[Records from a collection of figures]
<<<<

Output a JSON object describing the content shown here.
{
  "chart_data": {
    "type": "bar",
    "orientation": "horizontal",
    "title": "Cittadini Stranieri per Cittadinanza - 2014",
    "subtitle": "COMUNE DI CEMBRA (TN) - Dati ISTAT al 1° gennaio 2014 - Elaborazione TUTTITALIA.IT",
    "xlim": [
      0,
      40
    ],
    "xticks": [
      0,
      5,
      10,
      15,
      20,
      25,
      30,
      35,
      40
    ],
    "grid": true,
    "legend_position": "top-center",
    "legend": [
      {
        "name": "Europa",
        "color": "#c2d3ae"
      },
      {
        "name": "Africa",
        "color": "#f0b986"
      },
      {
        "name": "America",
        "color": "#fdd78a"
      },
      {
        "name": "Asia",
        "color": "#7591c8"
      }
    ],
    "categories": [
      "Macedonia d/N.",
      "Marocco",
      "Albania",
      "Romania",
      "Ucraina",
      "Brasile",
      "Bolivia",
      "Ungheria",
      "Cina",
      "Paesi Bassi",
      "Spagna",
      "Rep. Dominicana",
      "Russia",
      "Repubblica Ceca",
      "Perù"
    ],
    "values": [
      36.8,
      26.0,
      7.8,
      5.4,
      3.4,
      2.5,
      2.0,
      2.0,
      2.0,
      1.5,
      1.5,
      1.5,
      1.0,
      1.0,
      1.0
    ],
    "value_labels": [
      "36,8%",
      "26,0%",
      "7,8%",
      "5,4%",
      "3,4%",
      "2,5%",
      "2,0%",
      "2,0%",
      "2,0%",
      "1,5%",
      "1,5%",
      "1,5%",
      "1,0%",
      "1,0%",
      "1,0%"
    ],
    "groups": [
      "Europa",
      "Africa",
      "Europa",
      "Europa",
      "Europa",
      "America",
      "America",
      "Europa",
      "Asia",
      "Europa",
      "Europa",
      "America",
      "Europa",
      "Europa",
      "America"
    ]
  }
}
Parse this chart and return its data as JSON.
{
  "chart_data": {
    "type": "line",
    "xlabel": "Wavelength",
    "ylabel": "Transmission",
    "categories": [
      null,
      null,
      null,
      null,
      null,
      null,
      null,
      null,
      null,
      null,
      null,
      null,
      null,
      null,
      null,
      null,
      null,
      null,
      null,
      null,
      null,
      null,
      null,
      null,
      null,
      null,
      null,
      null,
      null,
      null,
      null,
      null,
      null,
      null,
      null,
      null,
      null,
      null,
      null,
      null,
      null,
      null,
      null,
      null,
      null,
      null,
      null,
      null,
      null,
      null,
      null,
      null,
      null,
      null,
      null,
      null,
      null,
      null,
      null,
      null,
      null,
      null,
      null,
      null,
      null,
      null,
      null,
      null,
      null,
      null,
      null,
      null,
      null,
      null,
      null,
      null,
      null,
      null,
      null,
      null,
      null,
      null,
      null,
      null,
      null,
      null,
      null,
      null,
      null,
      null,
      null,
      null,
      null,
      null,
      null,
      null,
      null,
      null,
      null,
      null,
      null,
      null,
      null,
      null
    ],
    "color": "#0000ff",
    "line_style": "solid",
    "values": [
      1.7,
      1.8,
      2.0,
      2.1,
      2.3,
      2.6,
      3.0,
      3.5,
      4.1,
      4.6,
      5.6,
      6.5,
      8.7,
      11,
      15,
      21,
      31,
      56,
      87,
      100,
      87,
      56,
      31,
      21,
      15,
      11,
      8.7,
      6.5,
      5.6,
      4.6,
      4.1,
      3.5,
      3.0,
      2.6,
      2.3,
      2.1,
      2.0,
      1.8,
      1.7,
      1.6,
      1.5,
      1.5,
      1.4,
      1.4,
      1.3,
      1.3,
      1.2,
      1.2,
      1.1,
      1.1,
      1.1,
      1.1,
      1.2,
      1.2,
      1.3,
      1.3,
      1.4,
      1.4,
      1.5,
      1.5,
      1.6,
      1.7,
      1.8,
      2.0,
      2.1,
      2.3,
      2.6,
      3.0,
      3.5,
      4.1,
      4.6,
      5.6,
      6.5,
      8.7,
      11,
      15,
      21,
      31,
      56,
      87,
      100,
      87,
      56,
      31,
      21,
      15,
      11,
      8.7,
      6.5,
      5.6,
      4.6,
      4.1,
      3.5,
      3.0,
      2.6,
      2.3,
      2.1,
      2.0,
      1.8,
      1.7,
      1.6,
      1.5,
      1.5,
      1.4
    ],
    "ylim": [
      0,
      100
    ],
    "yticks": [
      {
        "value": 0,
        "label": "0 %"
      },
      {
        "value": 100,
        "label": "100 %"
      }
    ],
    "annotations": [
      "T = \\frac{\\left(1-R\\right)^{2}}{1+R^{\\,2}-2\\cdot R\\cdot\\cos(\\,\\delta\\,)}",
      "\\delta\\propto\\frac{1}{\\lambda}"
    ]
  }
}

>>>>

Given problem:
Print all of the entries again, exactly as written.

Answer for this exercise:
Output a JSON object describing the content shown here.
{
  "chart_data": {
    "type": "bar",
    "orientation": "horizontal",
    "title": "Cittadini Stranieri per Cittadinanza - 2014",
    "subtitle": "COMUNE DI CEMBRA (TN) - Dati ISTAT al 1° gennaio 2014 - Elaborazione TUTTITALIA.IT",
    "xlim": [
      0,
      40
    ],
    "xticks": [
      0,
      5,
      10,
      15,
      20,
      25,
      30,
      35,
      40
    ],
    "grid": true,
    "legend_position": "top-center",
    "legend": [
      {
        "name": "Europa",
        "color": "#c2d3ae"
      },
      {
        "name": "Africa",
        "color": "#f0b986"
      },
      {
        "name": "America",
        "color": "#fdd78a"
      },
      {
        "name": "Asia",
        "color": "#7591c8"
      }
    ],
    "categories": [
      "Macedonia d/N.",
      "Marocco",
      "Albania",
      "Romania",
      "Ucraina",
      "Brasile",
      "Bolivia",
      "Ungheria",
      "Cina",
      "Paesi Bassi",
      "Spagna",
      "Rep. Dominicana",
      "Russia",
      "Repubblica Ceca",
      "Perù"
    ],
    "values": [
      36.8,
      26.0,
      7.8,
      5.4,
      3.4,
      2.5,
      2.0,
      2.0,
      2.0,
      1.5,
      1.5,
      1.5,
      1.0,
      1.0,
      1.0
    ],
    "value_labels": [
      "36,8%",
      "26,0%",
      "7,8%",
      "5,4%",
      "3,4%",
      "2,5%",
      "2,0%",
      "2,0%",
      "2,0%",
      "1,5%",
      "1,5%",
      "1,5%",
      "1,0%",
      "1,0%",
      "1,0%"
    ],
    "groups": [
      "Europa",
      "Africa",
      "Europa",
      "Europa",
      "Europa",
      "America",
      "America",
      "Europa",
      "Asia",
      "Europa",
      "Europa",
      "America",
      "Europa",
      "Europa",
      "America"
    ]
  }
}
Parse this chart and return its data as JSON.
{
  "chart_data": {
    "type": "line",
    "xlabel": "Wavelength",
    "ylabel": "Transmission",
    "categories": [
      null,
      null,
      null,
      null,
      null,
      null,
      null,
      null,
      null,
      null,
      null,
      null,
      null,
      null,
      null,
      null,
      null,
      null,
      null,
      null,
      null,
      null,
      null,
      null,
      null,
      null,
      null,
      null,
      null,
      null,
      null,
      null,
      null,
      null,
      null,
      null,
      null,
      null,
      null,
      null,
      null,
      null,
      null,
      null,
      null,
      null,
      null,
      null,
      null,
      null,
      null,
      null,
      null,
      null,
      null,
      null,
      null,
      null,
      null,
      null,
      null,
      null,
      null,
      null,
      null,
      null,
      null,
      null,
      null,
      null,
      null,
      null,
      null,
      null,
      null,
      null,
      null,
      null,
      null,
      null,
      null,
      null,
      null,
      null,
      null,
      null,
      null,
      null,
      null,
      null,
      null,
      null,
      null,
      null,
      null,
      null,
      null,
      null,
      null,
      null,
      null,
      null,
      null,
      null
    ],
    "color": "#0000ff",
    "line_style": "solid",
    "values": [
      1.7,
      1.8,
      2.0,
      2.1,
      2.3,
      2.6,
      3.0,
      3.5,
      4.1,
      4.6,
      5.6,
      6.5,
      8.7,
      11,
      15,
      21,
      31,
      56,
      87,
      100,
      87,
      56,
      31,
      21,
      15,
      11,
      8.7,
      6.5,
      5.6,
      4.6,
      4.1,
      3.5,
      3.0,
      2.6,
      2.3,
      2.1,
      2.0,
      1.8,
      1.7,
      1.6,
      1.5,
      1.5,
      1.4,
      1.4,
      1.3,
      1.3,
      1.2,
      1.2,
      1.1,
      1.1,
      1.1,
      1.1,
      1.2,
      1.2,
      1.3,
      1.3,
      1.4,
      1.4,
      1.5,
      1.5,
      1.6,
      1.7,
      1.8,
      2.0,
      2.1,
      2.3,
      2.6,
      3.0,
      3.5,
      4.1,
      4.6,
      5.6,
      6.5,
      8.7,
      11,
      15,
      21,
      31,
      56,
      87,
      100,
      87,
      56,
      31,
      21,
      15,
      11,
      8.7,
      6.5,
      5.6,
      4.6,
      4.1,
      3.5,
      3.0,
      2.6,
      2.3,
      2.1,
      2.0,
      1.8,
      1.7,
      1.6,
      1.5,
      1.5,
      1.4
    ],
    "ylim": [
      0,
      100
    ],
    "yticks": [
      {
        "value": 0,
        "label": "0 %"
      },
      {
        "value": 100,
        "label": "100 %"
      }
    ],
    "annotations": [
      "T = \\frac{\\left(1-R\\right)^{2}}{1+R^{\\,2}-2\\cdot R\\cdot\\cos(\\,\\delta\\,)}",
      "\\delta\\propto\\frac{1}{\\lambda}"
    ]
  }
}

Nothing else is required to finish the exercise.